▸ Excerpted records
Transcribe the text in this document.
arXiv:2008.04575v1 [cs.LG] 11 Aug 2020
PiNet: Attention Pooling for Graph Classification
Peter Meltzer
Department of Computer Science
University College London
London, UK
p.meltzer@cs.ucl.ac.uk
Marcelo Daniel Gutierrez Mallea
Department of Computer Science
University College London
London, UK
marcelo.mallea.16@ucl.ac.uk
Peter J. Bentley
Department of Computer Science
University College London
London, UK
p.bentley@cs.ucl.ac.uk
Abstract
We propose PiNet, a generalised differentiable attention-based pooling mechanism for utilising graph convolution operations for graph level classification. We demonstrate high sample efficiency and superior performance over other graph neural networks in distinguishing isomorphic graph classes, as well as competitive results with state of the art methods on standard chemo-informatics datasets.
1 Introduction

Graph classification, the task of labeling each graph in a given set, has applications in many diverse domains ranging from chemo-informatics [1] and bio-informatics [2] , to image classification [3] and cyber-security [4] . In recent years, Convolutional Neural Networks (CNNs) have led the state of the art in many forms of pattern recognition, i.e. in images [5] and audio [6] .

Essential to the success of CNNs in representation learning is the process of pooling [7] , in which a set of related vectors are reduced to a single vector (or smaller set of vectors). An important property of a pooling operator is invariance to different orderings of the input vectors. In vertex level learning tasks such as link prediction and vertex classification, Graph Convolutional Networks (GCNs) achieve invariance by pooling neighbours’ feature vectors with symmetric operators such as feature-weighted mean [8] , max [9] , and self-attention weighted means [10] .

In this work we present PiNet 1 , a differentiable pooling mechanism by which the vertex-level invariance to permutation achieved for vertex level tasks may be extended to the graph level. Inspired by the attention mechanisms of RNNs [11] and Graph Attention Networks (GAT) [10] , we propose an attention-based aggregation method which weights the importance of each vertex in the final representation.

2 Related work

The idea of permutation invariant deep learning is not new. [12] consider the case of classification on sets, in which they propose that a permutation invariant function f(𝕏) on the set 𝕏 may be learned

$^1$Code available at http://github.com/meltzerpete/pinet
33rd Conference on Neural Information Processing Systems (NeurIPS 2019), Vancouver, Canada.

▸ Written request
Pick out and copy every line that contains the word "chemo".

▸ Output for this exercise
We propose PiNet, a generalised differentiable attention-based pooling mechanism for utilising graph convolution operations for graph level classification. We demonstrate high sample efficiency and superior performance over other graph neural networks in distinguishing isomorphic graph classes, as well as competitive results with state of the art methods on standard chemo-informatics datasets.
Graph classification, the task of labeling each graph in a given set, has applications in many diverse domains ranging from chemo-informatics [1] and bio-informatics [2] , to image classification [3] and cyber-security [4] . In recent years, Convolutional Neural Networks (CNNs) have led the state of the art in many forms of pattern recognition, i.e. in images [5] and audio [6] .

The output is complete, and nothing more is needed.